* **Stored items from a collection**:
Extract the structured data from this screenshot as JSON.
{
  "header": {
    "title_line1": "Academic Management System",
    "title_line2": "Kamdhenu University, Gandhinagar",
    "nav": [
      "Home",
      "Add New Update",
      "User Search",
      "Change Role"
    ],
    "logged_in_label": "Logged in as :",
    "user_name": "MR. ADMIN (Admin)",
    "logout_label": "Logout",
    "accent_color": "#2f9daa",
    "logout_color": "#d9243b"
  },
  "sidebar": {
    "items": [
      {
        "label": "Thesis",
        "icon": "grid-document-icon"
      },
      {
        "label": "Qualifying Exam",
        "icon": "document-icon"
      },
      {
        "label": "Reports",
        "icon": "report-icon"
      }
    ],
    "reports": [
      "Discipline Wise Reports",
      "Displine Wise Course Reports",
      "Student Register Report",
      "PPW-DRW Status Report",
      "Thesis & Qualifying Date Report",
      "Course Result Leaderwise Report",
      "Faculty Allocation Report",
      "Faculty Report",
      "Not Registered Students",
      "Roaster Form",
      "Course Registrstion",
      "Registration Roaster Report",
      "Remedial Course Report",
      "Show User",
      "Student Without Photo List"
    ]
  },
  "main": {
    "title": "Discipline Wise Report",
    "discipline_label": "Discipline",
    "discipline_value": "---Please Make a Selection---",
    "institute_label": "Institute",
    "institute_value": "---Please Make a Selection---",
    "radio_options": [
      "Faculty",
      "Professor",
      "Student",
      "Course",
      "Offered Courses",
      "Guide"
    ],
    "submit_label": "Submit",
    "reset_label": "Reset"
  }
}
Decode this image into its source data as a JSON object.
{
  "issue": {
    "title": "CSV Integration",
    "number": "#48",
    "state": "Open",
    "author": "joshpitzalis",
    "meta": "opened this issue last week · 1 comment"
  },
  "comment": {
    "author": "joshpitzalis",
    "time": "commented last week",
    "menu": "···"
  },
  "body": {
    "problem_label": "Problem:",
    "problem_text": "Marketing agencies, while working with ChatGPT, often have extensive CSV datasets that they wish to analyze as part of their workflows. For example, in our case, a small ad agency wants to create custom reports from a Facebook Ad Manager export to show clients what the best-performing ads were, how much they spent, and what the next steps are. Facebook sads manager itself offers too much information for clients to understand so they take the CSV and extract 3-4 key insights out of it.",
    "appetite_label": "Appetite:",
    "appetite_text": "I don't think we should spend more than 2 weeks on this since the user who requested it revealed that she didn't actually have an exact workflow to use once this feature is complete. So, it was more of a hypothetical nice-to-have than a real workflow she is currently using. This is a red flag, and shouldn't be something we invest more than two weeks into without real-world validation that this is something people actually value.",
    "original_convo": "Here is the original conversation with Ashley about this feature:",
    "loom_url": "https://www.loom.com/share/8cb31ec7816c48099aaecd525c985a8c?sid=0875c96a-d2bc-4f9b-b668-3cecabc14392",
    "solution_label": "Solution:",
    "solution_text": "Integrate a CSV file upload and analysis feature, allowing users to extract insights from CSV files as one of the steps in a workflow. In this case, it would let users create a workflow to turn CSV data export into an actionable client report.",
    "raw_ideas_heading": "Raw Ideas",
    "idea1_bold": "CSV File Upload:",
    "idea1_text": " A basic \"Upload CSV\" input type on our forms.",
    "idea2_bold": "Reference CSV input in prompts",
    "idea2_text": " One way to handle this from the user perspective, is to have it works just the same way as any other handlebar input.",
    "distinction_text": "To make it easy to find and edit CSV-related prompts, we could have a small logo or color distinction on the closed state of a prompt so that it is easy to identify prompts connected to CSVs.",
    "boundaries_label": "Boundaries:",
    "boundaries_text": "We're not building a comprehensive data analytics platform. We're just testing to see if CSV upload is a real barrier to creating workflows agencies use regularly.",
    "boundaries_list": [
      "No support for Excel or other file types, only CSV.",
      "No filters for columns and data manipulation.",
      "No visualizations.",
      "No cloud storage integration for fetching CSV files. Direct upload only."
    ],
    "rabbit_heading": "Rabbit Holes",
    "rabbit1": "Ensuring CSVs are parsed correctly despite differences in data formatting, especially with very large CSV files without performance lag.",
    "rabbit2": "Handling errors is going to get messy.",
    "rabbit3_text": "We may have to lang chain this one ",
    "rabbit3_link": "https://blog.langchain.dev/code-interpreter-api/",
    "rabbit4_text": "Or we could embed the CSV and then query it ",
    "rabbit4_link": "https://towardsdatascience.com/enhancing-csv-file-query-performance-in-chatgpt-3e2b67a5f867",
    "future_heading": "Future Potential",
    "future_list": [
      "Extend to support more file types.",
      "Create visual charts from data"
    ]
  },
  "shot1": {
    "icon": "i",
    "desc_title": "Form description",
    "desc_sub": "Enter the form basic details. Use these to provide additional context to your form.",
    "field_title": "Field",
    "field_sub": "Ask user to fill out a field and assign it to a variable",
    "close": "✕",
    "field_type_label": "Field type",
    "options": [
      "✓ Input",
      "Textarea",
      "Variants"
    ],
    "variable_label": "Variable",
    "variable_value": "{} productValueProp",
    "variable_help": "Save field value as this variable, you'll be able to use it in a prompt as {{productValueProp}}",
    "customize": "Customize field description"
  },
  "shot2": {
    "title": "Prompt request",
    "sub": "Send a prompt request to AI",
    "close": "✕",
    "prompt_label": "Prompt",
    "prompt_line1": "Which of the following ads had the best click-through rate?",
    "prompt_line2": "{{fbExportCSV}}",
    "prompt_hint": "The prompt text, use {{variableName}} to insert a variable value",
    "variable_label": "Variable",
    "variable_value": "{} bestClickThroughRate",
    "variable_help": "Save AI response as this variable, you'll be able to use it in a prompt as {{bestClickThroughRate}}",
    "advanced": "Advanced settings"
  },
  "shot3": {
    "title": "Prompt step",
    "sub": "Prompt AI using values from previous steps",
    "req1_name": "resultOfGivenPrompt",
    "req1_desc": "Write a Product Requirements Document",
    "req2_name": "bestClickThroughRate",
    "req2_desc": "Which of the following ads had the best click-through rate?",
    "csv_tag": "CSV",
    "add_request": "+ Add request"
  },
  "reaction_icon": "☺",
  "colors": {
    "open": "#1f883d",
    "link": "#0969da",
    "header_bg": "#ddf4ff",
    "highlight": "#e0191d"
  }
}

* **GIVEN REQUEST**: Copy out the full material exactly as it appears.

* **WRITTEN ANSWER**:
Extract the structured data from this screenshot as JSON.
{
  "header": {
    "title_line1": "Academic Management System",
    "title_line2": "Kamdhenu University, Gandhinagar",
    "nav": [
      "Home",
      "Add New Update",
      "User Search",
      "Change Role"
    ],
    "logged_in_label": "Logged in as :",
    "user_name": "MR. ADMIN (Admin)",
    "logout_label": "Logout",
    "accent_color": "#2f9daa",
    "logout_color": "#d9243b"
  },
  "sidebar": {
    "items": [
      {
        "label": "Thesis",
        "icon": "grid-document-icon"
      },
      {
        "label": "Qualifying Exam",
        "icon": "document-icon"
      },
      {
        "label": "Reports",
        "icon": "report-icon"
      }
    ],
    "reports": [
      "Discipline Wise Reports",
      "Displine Wise Course Reports",
      "Student Register Report",
      "PPW-DRW Status Report",
      "Thesis & Qualifying Date Report",
      "Course Result Leaderwise Report",
      "Faculty Allocation Report",
      "Faculty Report",
      "Not Registered Students",
      "Roaster Form",
      "Course Registrstion",
      "Registration Roaster Report",
      "Remedial Course Report",
      "Show User",
      "Student Without Photo List"
    ]
  },
  "main": {
    "title": "Discipline Wise Report",
    "discipline_label": "Discipline",
    "discipline_value": "---Please Make a Selection---",
    "institute_label": "Institute",
    "institute_value": "---Please Make a Selection---",
    "radio_options": [
      "Faculty",
      "Professor",
      "Student",
      "Course",
      "Offered Courses",
      "Guide"
    ],
    "submit_label": "Submit",
    "reset_label": "Reset"
  }
}
Decode this image into its source data as a JSON object.
{
  "issue": {
    "title": "CSV Integration",
    "number": "#48",
    "state": "Open",
    "author": "joshpitzalis",
    "meta": "opened this issue last week · 1 comment"
  },
  "comment": {
    "author": "joshpitzalis",
    "time": "commented last week",
    "menu": "···"
  },
  "body": {
    "problem_label": "Problem:",
    "problem_text": "Marketing agencies, while working with ChatGPT, often have extensive CSV datasets that they wish to analyze as part of their workflows. For example, in our case, a small ad agency wants to create custom reports from a Facebook Ad Manager export to show clients what the best-performing ads were, how much they spent, and what the next steps are. Facebook sads manager itself offers too much information for clients to understand so they take the CSV and extract 3-4 key insights out of it.",
    "appetite_label": "Appetite:",
    "appetite_text": "I don't think we should spend more than 2 weeks on this since the user who requested it revealed that she didn't actually have an exact workflow to use once this feature is complete. So, it was more of a hypothetical nice-to-have than a real workflow she is currently using. This is a red flag, and shouldn't be something we invest more than two weeks into without real-world validation that this is something people actually value.",
    "original_convo": "Here is the original conversation with Ashley about this feature:",
    "loom_url": "https://www.loom.com/share/8cb31ec7816c48099aaecd525c985a8c?sid=0875c96a-d2bc-4f9b-b668-3cecabc14392",
    "solution_label": "Solution:",
    "solution_text": "Integrate a CSV file upload and analysis feature, allowing users to extract insights from CSV files as one of the steps in a workflow. In this case, it would let users create a workflow to turn CSV data export into an actionable client report.",
    "raw_ideas_heading": "Raw Ideas",
    "idea1_bold": "CSV File Upload:",
    "idea1_text": " A basic \"Upload CSV\" input type on our forms.",
    "idea2_bold": "Reference CSV input in prompts",
    "idea2_text": " One way to handle this from the user perspective, is to have it works just the same way as any other handlebar input.",
    "distinction_text": "To make it easy to find and edit CSV-related prompts, we could have a small logo or color distinction on the closed state of a prompt so that it is easy to identify prompts connected to CSVs.",
    "boundaries_label": "Boundaries:",
    "boundaries_text": "We're not building a comprehensive data analytics platform. We're just testing to see if CSV upload is a real barrier to creating workflows agencies use regularly.",
    "boundaries_list": [
      "No support for Excel or other file types, only CSV.",
      "No filters for columns and data manipulation.",
      "No visualizations.",
      "No cloud storage integration for fetching CSV files. Direct upload only."
    ],
    "rabbit_heading": "Rabbit Holes",
    "rabbit1": "Ensuring CSVs are parsed correctly despite differences in data formatting, especially with very large CSV files without performance lag.",
    "rabbit2": "Handling errors is going to get messy.",
    "rabbit3_text": "We may have to lang chain this one ",
    "rabbit3_link": "https://blog.langchain.dev/code-interpreter-api/",
    "rabbit4_text": "Or we could embed the CSV and then query it ",
    "rabbit4_link": "https://towardsdatascience.com/enhancing-csv-file-query-performance-in-chatgpt-3e2b67a5f867",
    "future_heading": "Future Potential",
    "future_list": [
      "Extend to support more file types.",
      "Create visual charts from data"
    ]
  },
  "shot1": {
    "icon": "i",
    "desc_title": "Form description",
    "desc_sub": "Enter the form basic details. Use these to provide additional context to your form.",
    "field_title": "Field",
    "field_sub": "Ask user to fill out a field and assign it to a variable",
    "close": "✕",
    "field_type_label": "Field type",
    "options": [
      "✓ Input",
      "Textarea",
      "Variants"
    ],
    "variable_label": "Variable",
    "variable_value": "{} productValueProp",
    "variable_help": "Save field value as this variable, you'll be able to use it in a prompt as {{productValueProp}}",
    "customize": "Customize field description"
  },
  "shot2": {
    "title": "Prompt request",
    "sub": "Send a prompt request to AI",
    "close": "✕",
    "prompt_label": "Prompt",
    "prompt_line1": "Which of the following ads had the best click-through rate?",
    "prompt_line2": "{{fbExportCSV}}",
    "prompt_hint": "The prompt text, use {{variableName}} to insert a variable value",
    "variable_label": "Variable",
    "variable_value": "{} bestClickThroughRate",
    "variable_help": "Save AI response as this variable, you'll be able to use it in a prompt as {{bestClickThroughRate}}",
    "advanced": "Advanced settings"
  },
  "shot3": {
    "title": "Prompt step",
    "sub": "Prompt AI using values from previous steps",
    "req1_name": "resultOfGivenPrompt",
    "req1_desc": "Write a Product Requirements Document",
    "req2_name": "bestClickThroughRate",
    "req2_desc": "Which of the following ads had the best click-through rate?",
    "csv_tag": "CSV",
    "add_request": "+ Add request"
  },
  "reaction_icon": "☺",
  "colors": {
    "open": "#1f883d",
    "link": "#0969da",
    "header_bg": "#ddf4ff",
    "highlight": "#e0191d"
  }
}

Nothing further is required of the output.